▶ _Given problem_
Copy the entries below word for word, starting at the line that contains "wind-barb: [799, 296, 813, 320]" and ending at the line that contains "wind-barb-tick: [676, 376, 680, 381]", including both of those lines.

▶ _Material provided_
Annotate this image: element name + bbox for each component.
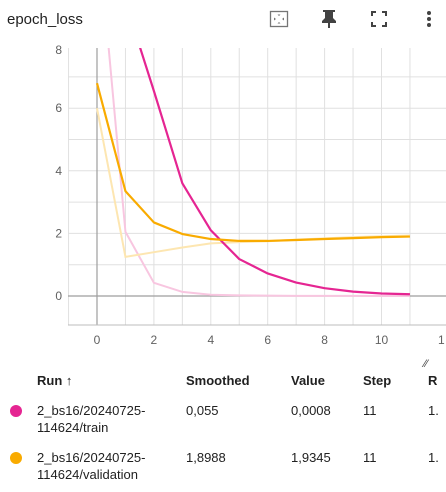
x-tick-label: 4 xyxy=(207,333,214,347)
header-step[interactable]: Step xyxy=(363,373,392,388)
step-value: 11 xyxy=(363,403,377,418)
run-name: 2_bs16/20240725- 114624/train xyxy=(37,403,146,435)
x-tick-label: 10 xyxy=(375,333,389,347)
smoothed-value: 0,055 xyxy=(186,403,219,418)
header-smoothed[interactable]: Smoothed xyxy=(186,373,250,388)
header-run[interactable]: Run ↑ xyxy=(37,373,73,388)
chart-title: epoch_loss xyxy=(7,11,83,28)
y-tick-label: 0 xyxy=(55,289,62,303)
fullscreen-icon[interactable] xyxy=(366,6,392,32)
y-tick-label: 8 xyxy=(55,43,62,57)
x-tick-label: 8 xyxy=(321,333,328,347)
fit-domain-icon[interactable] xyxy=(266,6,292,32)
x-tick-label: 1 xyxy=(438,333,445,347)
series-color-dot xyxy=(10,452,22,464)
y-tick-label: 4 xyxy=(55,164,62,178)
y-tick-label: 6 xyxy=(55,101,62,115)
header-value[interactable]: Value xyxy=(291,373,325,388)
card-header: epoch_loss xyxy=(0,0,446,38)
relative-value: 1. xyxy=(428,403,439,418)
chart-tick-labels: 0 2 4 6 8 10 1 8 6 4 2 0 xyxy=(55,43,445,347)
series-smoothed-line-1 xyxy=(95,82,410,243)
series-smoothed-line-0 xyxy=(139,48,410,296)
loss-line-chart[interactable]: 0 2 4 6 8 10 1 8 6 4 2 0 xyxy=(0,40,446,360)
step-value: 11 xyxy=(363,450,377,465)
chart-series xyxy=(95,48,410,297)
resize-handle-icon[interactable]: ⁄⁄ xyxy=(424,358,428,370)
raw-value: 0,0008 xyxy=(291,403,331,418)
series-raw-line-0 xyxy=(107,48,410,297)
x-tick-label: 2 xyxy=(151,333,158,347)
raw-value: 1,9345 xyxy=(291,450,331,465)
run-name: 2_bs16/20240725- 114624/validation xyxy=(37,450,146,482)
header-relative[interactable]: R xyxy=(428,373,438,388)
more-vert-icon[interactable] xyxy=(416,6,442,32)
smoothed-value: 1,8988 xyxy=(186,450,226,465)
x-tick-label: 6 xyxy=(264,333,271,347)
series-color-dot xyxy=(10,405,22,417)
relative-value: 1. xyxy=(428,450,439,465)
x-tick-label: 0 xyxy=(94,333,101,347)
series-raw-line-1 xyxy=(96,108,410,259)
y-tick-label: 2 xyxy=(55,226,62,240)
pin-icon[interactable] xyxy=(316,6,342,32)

==

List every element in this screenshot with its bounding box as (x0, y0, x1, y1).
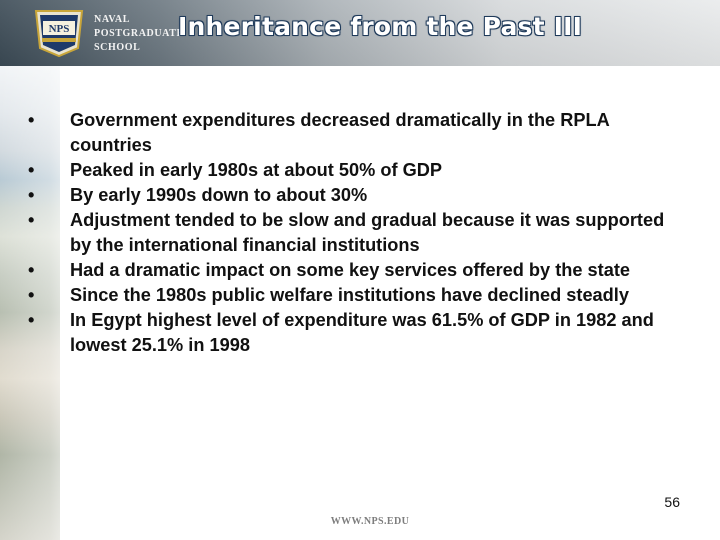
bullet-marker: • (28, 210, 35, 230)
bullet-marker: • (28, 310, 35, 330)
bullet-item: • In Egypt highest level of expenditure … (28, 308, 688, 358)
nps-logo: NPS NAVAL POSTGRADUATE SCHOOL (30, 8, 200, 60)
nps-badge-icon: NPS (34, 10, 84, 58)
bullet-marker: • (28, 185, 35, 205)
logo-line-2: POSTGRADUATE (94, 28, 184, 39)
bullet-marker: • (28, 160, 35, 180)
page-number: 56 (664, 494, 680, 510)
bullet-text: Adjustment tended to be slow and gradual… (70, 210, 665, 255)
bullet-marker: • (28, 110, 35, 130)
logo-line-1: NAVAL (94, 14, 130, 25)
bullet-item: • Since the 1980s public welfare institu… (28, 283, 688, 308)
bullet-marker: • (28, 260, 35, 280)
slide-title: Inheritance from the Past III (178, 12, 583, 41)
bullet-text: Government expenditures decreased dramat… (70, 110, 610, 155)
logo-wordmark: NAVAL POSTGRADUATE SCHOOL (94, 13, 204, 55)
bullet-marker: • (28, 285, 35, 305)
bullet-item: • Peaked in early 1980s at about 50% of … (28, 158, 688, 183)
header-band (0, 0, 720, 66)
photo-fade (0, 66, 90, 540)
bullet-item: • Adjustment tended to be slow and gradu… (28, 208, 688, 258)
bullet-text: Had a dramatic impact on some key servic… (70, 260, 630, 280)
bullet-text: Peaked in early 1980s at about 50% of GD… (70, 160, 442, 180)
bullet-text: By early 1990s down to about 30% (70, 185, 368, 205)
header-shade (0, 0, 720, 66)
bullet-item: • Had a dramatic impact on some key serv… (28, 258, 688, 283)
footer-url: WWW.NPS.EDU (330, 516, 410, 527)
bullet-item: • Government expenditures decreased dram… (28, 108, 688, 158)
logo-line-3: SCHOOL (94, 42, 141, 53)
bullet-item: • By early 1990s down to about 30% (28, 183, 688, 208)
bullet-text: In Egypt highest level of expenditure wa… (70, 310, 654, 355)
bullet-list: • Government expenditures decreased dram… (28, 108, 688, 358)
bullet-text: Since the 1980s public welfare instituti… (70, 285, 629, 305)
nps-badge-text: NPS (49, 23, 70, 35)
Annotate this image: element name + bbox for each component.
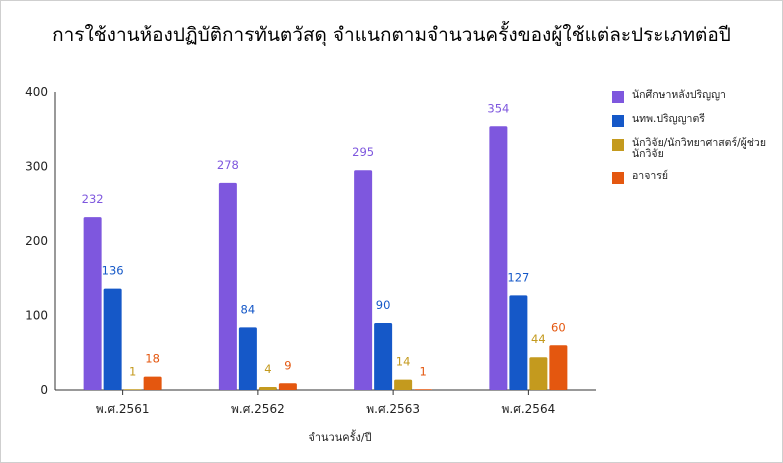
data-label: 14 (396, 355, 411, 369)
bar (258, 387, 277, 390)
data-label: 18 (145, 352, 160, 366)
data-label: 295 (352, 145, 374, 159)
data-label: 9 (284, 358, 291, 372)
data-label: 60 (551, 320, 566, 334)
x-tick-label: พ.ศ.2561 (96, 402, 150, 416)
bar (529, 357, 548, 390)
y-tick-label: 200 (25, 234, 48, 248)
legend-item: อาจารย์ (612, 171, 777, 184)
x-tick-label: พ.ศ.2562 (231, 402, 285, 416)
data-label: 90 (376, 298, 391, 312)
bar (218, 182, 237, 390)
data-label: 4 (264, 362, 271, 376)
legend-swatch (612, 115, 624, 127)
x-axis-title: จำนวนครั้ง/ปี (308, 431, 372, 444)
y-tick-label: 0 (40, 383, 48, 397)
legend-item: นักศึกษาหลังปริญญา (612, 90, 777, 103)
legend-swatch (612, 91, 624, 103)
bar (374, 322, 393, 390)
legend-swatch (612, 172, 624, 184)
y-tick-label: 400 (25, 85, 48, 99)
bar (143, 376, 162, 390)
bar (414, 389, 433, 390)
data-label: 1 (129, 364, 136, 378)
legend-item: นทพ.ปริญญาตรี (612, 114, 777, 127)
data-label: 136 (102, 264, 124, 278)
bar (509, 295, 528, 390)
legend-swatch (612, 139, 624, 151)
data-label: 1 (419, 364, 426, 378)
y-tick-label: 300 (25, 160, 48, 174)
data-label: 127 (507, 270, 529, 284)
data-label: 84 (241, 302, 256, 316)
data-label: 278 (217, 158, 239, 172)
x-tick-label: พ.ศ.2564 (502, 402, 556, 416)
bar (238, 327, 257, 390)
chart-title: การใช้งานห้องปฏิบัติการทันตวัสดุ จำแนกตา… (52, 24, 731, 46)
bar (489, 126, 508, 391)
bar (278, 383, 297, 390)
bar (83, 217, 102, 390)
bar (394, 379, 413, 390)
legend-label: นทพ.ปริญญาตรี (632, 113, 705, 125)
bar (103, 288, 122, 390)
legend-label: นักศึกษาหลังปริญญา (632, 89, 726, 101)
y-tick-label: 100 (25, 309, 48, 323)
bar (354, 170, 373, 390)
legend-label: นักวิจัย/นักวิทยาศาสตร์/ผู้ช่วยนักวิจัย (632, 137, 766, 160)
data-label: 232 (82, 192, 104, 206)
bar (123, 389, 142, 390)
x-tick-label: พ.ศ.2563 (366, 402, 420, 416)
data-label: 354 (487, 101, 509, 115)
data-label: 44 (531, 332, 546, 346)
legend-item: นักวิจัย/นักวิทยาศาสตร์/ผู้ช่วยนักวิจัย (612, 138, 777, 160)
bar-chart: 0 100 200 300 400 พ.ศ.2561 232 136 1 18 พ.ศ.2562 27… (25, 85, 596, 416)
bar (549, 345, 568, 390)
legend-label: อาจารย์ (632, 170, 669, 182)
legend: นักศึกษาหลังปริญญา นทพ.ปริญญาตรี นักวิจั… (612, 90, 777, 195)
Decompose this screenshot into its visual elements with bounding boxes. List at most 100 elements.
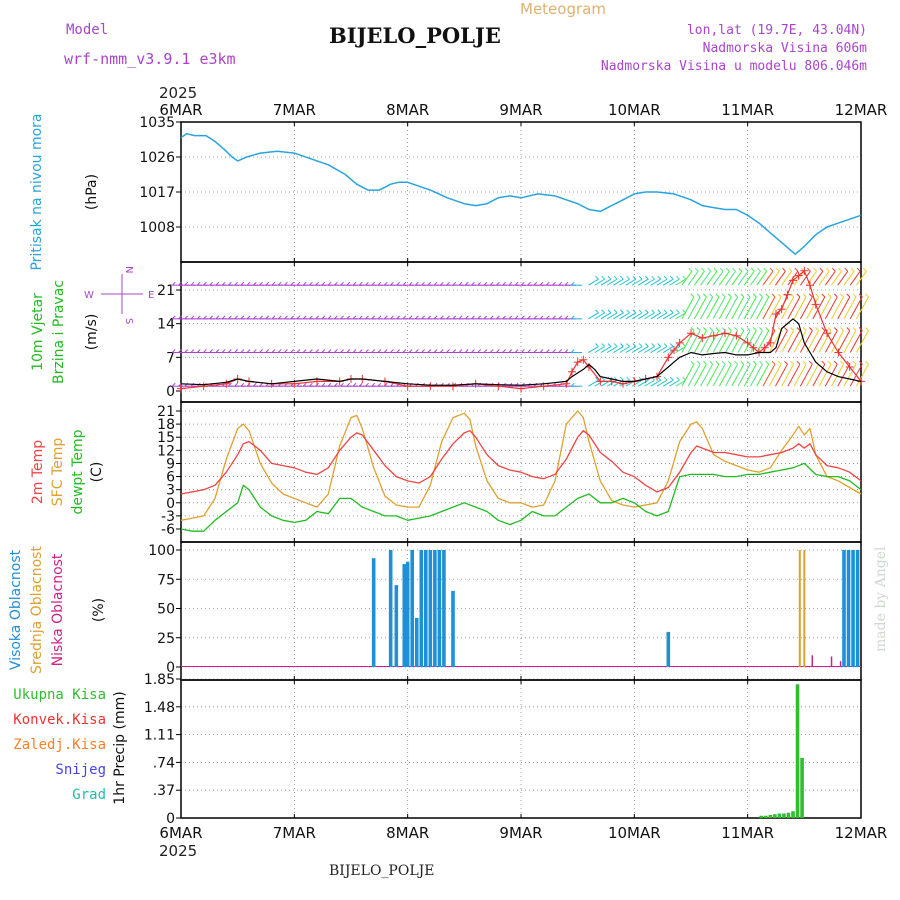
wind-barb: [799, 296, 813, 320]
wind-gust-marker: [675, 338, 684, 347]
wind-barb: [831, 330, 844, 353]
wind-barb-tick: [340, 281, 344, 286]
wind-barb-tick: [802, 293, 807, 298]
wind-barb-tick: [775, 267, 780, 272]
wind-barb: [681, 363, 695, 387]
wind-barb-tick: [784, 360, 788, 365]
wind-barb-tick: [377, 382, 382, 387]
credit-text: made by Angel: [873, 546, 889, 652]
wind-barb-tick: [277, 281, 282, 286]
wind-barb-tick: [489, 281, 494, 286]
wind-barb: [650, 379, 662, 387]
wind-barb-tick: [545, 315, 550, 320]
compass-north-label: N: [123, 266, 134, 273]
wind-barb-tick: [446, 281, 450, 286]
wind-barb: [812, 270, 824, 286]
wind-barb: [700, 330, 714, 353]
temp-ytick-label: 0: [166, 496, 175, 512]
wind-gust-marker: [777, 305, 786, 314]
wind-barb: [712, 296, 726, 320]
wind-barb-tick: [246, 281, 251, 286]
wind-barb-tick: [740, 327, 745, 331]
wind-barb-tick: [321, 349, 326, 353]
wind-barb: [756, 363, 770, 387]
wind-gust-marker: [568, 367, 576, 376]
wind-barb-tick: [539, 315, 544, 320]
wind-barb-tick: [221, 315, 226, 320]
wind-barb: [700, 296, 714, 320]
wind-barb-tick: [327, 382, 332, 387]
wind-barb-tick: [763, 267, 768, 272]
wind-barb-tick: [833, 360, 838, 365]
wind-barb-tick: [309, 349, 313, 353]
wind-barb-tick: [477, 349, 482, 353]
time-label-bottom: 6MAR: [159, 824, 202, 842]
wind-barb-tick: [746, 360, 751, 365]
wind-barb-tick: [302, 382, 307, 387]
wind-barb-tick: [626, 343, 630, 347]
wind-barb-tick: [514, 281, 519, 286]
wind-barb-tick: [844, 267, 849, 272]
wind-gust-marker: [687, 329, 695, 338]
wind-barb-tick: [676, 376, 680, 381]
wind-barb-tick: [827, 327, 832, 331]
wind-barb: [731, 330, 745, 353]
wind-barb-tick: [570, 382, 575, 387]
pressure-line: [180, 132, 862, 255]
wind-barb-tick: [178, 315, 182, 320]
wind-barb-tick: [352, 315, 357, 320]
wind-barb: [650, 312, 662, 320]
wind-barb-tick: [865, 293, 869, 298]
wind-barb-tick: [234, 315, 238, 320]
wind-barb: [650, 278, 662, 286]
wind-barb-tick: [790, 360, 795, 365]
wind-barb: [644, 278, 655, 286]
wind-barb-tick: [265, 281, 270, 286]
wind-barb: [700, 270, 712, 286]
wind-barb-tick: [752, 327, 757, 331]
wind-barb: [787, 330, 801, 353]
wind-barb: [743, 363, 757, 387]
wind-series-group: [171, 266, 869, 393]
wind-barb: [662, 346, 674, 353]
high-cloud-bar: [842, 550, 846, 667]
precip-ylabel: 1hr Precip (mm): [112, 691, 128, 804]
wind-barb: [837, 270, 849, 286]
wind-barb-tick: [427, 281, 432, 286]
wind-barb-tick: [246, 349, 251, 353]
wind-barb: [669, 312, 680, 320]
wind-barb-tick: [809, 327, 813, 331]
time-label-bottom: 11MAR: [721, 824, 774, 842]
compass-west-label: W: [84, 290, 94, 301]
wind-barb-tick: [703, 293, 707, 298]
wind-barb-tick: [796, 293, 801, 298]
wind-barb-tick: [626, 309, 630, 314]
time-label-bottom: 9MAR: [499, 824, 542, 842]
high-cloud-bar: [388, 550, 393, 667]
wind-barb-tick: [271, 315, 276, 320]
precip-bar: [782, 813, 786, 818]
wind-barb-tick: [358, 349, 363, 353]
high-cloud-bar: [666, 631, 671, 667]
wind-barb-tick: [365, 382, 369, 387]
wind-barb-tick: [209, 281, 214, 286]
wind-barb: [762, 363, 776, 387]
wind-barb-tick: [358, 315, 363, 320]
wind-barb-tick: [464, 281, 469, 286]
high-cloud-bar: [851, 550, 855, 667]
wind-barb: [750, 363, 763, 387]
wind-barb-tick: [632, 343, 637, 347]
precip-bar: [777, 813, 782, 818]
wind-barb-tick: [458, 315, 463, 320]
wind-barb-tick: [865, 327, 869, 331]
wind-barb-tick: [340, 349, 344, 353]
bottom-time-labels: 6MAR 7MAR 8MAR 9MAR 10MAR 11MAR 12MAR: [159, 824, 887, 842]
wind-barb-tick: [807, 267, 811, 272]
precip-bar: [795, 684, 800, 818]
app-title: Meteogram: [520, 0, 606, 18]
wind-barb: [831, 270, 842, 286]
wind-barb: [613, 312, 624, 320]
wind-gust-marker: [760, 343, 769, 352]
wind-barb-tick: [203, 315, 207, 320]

==

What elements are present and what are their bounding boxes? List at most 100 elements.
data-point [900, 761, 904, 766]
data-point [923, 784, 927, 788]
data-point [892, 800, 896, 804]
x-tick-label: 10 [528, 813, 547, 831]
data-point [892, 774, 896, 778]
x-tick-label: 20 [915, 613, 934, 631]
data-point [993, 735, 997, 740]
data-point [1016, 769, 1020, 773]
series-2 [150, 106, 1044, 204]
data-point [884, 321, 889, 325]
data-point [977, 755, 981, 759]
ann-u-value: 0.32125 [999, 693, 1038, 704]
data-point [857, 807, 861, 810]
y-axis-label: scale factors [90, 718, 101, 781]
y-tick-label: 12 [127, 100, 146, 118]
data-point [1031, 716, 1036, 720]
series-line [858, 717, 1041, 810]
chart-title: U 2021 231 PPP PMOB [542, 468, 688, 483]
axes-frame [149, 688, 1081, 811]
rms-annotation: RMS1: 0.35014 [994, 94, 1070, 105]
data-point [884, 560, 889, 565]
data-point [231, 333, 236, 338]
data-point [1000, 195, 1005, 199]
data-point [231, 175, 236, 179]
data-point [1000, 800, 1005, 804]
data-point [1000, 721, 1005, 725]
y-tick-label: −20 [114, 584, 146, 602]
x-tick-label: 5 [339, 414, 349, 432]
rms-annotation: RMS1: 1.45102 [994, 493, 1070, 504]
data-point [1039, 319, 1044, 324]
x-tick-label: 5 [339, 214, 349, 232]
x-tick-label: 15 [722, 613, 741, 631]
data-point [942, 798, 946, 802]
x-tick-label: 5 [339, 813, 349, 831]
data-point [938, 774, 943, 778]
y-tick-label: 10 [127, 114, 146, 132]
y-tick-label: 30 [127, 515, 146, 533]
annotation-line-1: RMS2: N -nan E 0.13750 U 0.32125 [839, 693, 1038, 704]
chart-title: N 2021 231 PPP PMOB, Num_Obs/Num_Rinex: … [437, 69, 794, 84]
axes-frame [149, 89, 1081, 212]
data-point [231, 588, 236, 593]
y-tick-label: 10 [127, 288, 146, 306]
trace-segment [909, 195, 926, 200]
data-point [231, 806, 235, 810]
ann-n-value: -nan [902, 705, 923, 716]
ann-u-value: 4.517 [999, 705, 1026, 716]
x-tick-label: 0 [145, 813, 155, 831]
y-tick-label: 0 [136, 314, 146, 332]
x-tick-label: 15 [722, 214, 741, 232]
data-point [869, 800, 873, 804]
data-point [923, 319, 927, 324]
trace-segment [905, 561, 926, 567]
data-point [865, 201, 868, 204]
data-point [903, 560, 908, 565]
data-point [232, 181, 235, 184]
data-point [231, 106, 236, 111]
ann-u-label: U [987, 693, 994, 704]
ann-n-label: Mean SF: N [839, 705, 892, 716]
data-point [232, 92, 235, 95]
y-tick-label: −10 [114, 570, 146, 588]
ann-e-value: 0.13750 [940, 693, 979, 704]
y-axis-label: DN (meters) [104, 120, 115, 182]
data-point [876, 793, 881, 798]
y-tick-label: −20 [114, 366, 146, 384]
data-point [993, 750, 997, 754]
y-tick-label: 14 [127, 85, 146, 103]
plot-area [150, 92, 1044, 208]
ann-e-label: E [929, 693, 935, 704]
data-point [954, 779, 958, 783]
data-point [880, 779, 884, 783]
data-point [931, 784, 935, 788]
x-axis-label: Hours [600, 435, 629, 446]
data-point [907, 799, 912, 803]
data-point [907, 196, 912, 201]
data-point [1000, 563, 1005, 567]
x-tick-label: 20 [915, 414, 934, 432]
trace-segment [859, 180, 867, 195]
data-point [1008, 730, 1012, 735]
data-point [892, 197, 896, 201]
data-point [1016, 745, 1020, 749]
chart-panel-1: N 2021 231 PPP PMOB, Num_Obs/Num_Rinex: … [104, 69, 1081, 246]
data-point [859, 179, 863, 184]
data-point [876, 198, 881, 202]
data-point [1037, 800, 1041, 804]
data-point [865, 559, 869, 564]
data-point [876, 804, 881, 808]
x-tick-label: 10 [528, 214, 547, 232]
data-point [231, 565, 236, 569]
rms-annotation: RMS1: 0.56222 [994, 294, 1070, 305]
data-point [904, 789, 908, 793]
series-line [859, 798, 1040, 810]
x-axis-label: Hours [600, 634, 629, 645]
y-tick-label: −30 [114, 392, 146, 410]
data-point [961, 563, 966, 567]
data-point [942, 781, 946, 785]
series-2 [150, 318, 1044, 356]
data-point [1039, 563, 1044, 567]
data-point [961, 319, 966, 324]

▶ _Solution to this exercise_
wind-barb: [799, 296, 813, 320]
wind-gust-marker: [675, 338, 684, 347]
wind-barb: [831, 330, 844, 353]
wind-barb-tick: [340, 281, 344, 286]
wind-barb-tick: [802, 293, 807, 298]
wind-barb-tick: [775, 267, 780, 272]
wind-barb: [681, 363, 695, 387]
wind-barb-tick: [784, 360, 788, 365]
wind-barb-tick: [377, 382, 382, 387]
credit-text: made by Angel: [873, 546, 889, 652]
wind-barb-tick: [277, 281, 282, 286]
wind-barb-tick: [489, 281, 494, 286]
wind-barb: [650, 379, 662, 387]
wind-barb-tick: [545, 315, 550, 320]
compass-north-label: N: [123, 266, 134, 273]
wind-barb-tick: [446, 281, 450, 286]
wind-barb: [812, 270, 824, 286]
wind-barb: [700, 330, 714, 353]
temp-ytick-label: 0: [166, 496, 175, 512]
wind-gust-marker: [777, 305, 786, 314]
wind-barb: [712, 296, 726, 320]
wind-barb-tick: [246, 281, 251, 286]
wind-barb-tick: [740, 327, 745, 331]
wind-barb-tick: [321, 349, 326, 353]
wind-barb: [756, 363, 770, 387]
wind-gust-marker: [568, 367, 576, 376]
wind-barb-tick: [539, 315, 544, 320]
wind-barb-tick: [221, 315, 226, 320]
wind-barb: [700, 296, 714, 320]
wind-barb-tick: [327, 382, 332, 387]
wind-barb-tick: [763, 267, 768, 272]
wind-barb-tick: [833, 360, 838, 365]
wind-barb-tick: [309, 349, 313, 353]
wind-barb-tick: [477, 349, 482, 353]
time-label-bottom: 6MAR: [159, 824, 202, 842]
wind-barb-tick: [746, 360, 751, 365]
wind-barb-tick: [302, 382, 307, 387]
wind-barb-tick: [626, 343, 630, 347]
wind-barb-tick: [514, 281, 519, 286]
wind-barb-tick: [844, 267, 849, 272]
wind-gust-marker: [687, 329, 695, 338]
wind-barb-tick: [676, 376, 680, 381]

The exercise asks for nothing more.